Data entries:
___

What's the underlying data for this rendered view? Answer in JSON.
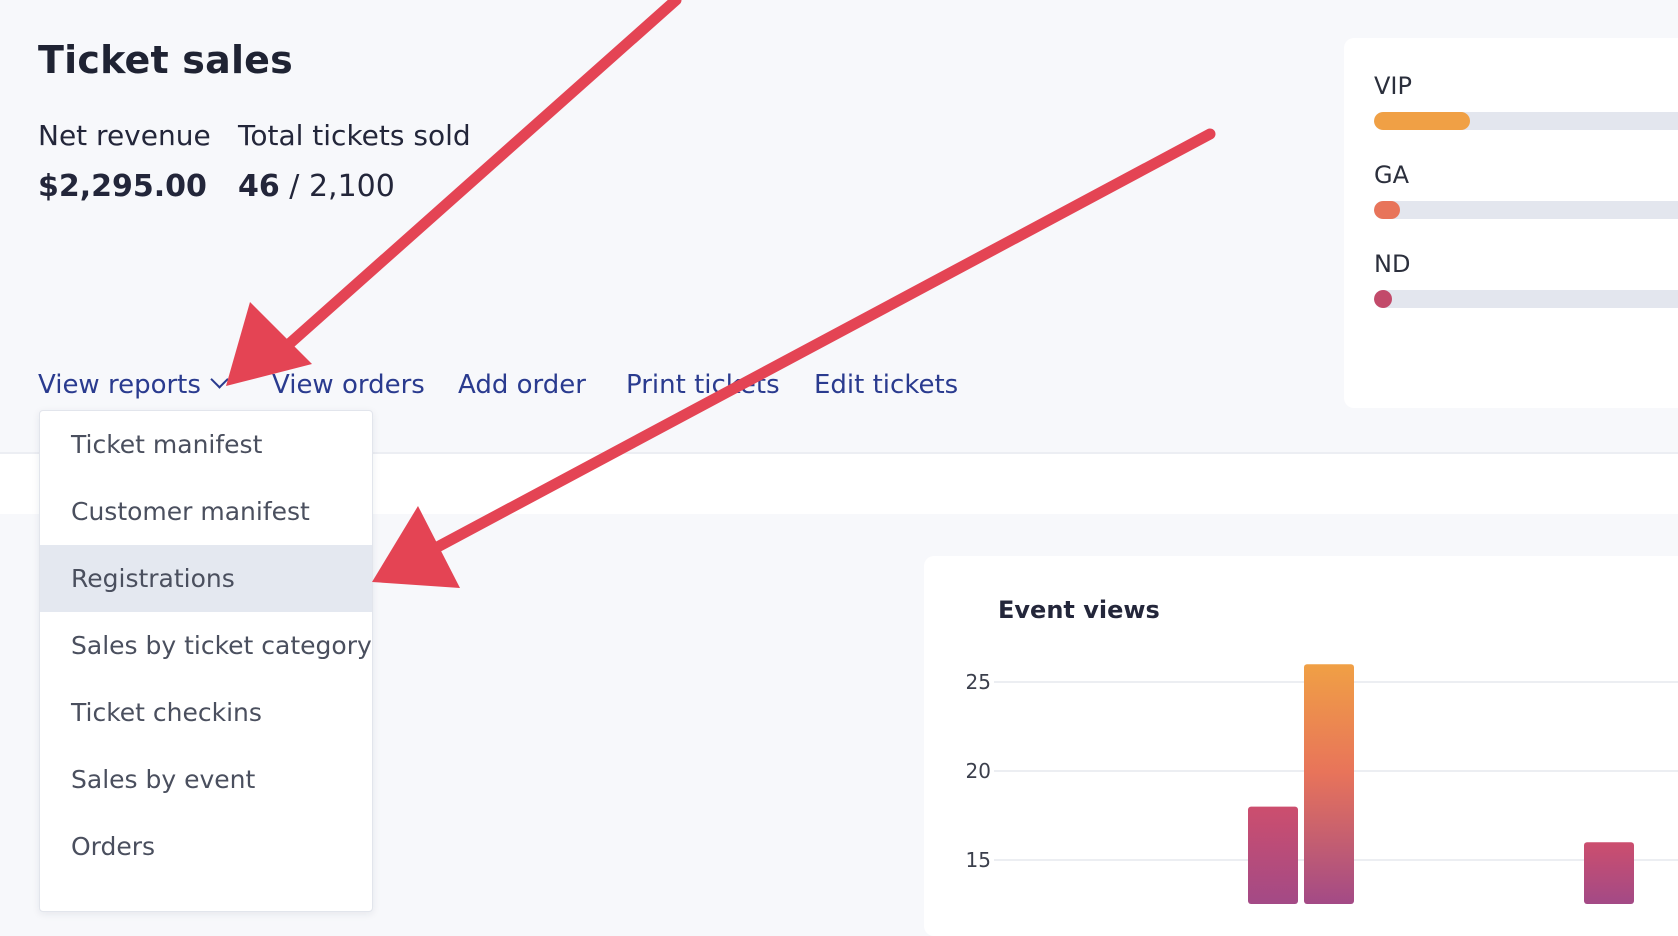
{
  "page": {
    "title": "Ticket sales"
  },
  "stats": {
    "net_revenue_label": "Net revenue",
    "net_revenue_value": "$2,295.00",
    "tickets_label": "Total tickets sold",
    "tickets_sold": "46",
    "tickets_total": "/ 2,100"
  },
  "actions": [
    {
      "label": "View reports"
    },
    {
      "label": "View orders"
    },
    {
      "label": "Add order"
    },
    {
      "label": "Print tickets"
    },
    {
      "label": "Edit tickets"
    }
  ],
  "reports_menu": {
    "items": [
      {
        "label": "Ticket manifest",
        "active": false
      },
      {
        "label": "Customer manifest",
        "active": false
      },
      {
        "label": "Registrations",
        "active": true
      },
      {
        "label": "Sales by ticket category",
        "active": false
      },
      {
        "label": "Ticket checkins",
        "active": false
      },
      {
        "label": "Sales by event",
        "active": false
      },
      {
        "label": "Orders",
        "active": false
      }
    ]
  },
  "categories": [
    {
      "label": "VIP",
      "fill": 0.29,
      "color": "#f0a045"
    },
    {
      "label": "GA",
      "fill": 0.08,
      "color": "#e8745a"
    },
    {
      "label": "ND",
      "fill": 0.02,
      "color": "#c24a6a"
    }
  ],
  "chart_data": {
    "type": "bar",
    "title": "Event views",
    "y_ticks": [
      "25",
      "20",
      "15"
    ],
    "ylim": [
      10,
      27
    ],
    "bars": [
      {
        "value": 18,
        "style": "pink"
      },
      {
        "value": 26,
        "style": "orange"
      },
      {
        "value": 16,
        "style": "pink"
      }
    ],
    "grid": true,
    "colors": {
      "orange_top": "#f0a045",
      "mid": "#e8745a",
      "pink_top": "#cc4e6e",
      "bottom": "#a34a86"
    }
  },
  "annotation": {
    "arrow_color": "#e44454"
  }
}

___

__EXERCISE__
Output every entry word for word, but omit the pictures.

__TASK ANSWER__
What's the underlying data for this rendered view? Answer in JSON.
{
  "page": {
    "title": "Ticket sales"
  },
  "stats": {
    "net_revenue_label": "Net revenue",
    "net_revenue_value": "$2,295.00",
    "tickets_label": "Total tickets sold",
    "tickets_sold": "46",
    "tickets_total": "/ 2,100"
  },
  "actions": [
    {
      "label": "View reports"
    },
    {
      "label": "View orders"
    },
    {
      "label": "Add order"
    },
    {
      "label": "Print tickets"
    },
    {
      "label": "Edit tickets"
    }
  ],
  "reports_menu": {
    "items": [
      {
        "label": "Ticket manifest",
        "active": false
      },
      {
        "label": "Customer manifest",
        "active": false
      },
      {
        "label": "Registrations",
        "active": true
      },
      {
        "label": "Sales by ticket category",
        "active": false
      },
      {
        "label": "Ticket checkins",
        "active": false
      },
      {
        "label": "Sales by event",
        "active": false
      },
      {
        "label": "Orders",
        "active": false
      }
    ]
  },
  "categories": [
    {
      "label": "VIP",
      "fill": 0.29,
      "color": "#f0a045"
    },
    {
      "label": "GA",
      "fill": 0.08,
      "color": "#e8745a"
    },
    {
      "label": "ND",
      "fill": 0.02,
      "color": "#c24a6a"
    }
  ],
  "chart_data": {
    "type": "bar",
    "title": "Event views",
    "y_ticks": [
      "25",
      "20",
      "15"
    ],
    "ylim": [
      10,
      27
    ],
    "bars": [
      {
        "value": 18,
        "style": "pink"
      },
      {
        "value": 26,
        "style": "orange"
      },
      {
        "value": 16,
        "style": "pink"
      }
    ],
    "grid": true,
    "colors": {
      "orange_top": "#f0a045",
      "mid": "#e8745a",
      "pink_top": "#cc4e6e",
      "bottom": "#a34a86"
    }
  },
  "annotation": {
    "arrow_color": "#e44454"
  }
}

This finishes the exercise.